__RECORDS SUPPLIED__.
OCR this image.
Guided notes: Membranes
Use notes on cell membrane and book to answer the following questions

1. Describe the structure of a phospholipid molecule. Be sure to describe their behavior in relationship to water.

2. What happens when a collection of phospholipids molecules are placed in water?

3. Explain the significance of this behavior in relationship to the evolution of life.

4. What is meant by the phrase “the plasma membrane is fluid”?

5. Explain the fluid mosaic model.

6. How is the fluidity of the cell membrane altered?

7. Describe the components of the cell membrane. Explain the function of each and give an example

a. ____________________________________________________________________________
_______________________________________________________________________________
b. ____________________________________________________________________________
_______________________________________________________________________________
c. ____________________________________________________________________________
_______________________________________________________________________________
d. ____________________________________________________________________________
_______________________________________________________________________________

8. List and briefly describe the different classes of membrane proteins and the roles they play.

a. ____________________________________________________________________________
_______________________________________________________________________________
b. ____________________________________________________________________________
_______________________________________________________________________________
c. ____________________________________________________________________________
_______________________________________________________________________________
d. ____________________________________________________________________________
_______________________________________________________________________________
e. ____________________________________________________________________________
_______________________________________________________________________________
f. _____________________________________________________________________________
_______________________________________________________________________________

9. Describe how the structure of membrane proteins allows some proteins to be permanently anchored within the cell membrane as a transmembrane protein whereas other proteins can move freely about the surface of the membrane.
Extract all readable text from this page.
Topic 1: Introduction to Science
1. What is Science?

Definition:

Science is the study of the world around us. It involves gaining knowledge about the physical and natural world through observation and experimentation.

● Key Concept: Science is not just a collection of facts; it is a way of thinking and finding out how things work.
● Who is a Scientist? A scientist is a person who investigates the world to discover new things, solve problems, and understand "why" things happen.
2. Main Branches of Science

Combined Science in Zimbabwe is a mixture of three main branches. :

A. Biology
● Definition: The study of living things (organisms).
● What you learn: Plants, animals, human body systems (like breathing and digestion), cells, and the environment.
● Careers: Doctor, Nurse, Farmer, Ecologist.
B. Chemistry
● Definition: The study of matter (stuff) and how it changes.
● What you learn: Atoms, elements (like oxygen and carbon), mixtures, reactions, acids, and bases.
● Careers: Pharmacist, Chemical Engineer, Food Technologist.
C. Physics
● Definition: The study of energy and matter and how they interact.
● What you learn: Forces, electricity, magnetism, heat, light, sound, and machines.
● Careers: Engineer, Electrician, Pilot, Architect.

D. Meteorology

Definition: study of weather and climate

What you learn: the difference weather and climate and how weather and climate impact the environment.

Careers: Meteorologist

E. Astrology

__TASK ITEM__.
What is the number of lines above that contain "notes"? Answer with that number only.

__EXERCISE OUTPUT__.
2